» **WORK TO COMPLETE**
Which lines below hold the word "Glance"? Report each one.

» **Dataset rows**
'''

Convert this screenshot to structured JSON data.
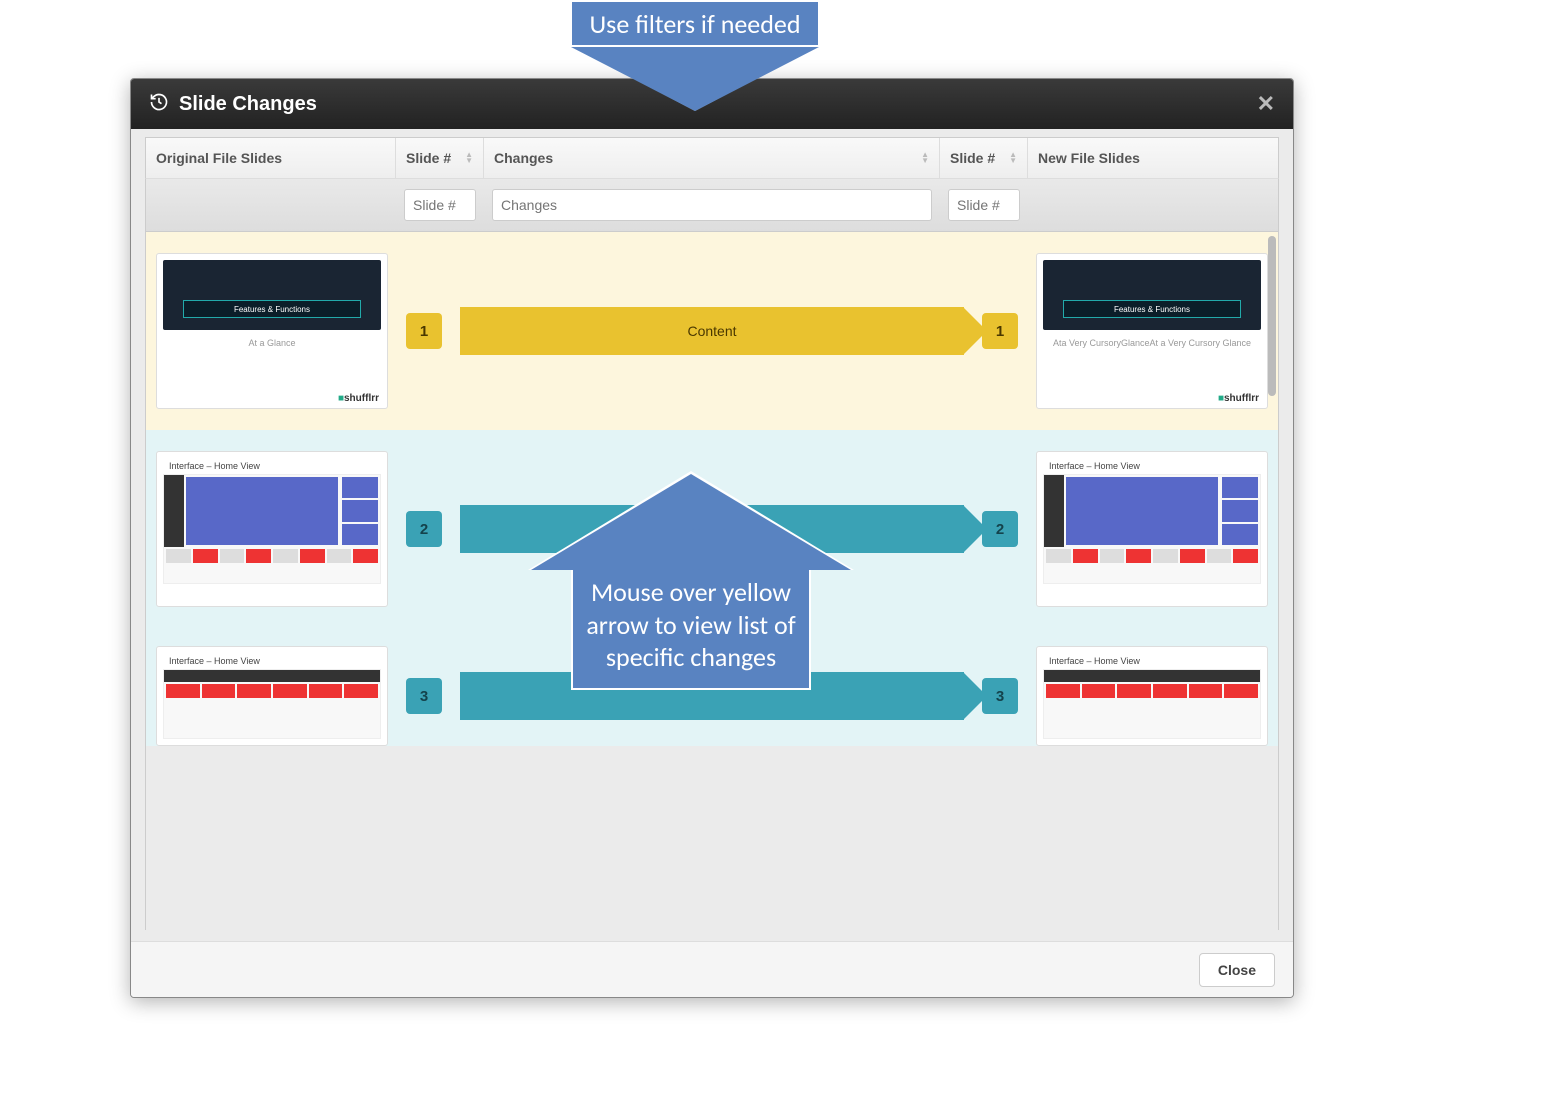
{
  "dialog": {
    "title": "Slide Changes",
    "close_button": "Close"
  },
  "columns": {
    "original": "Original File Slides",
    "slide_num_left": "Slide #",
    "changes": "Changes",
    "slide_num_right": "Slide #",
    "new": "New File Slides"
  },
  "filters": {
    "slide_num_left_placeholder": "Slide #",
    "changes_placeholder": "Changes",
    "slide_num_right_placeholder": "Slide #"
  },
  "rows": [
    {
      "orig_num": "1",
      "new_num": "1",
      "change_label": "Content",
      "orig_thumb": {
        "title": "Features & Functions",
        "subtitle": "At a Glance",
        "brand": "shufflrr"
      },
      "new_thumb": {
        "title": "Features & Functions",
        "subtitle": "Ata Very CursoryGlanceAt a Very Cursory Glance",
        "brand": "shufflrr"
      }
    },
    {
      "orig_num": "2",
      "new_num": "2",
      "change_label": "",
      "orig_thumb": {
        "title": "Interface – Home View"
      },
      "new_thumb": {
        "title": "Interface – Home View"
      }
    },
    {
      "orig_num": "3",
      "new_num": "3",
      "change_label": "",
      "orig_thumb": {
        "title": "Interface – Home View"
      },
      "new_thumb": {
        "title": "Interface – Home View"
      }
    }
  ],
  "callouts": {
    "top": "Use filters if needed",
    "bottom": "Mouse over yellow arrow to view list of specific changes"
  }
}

'''

» **PROBLEM SOLUTION**
        "subtitle": "At a Glance",
        "subtitle": "Ata Very CursoryGlanceAt a Very Cursory Glance",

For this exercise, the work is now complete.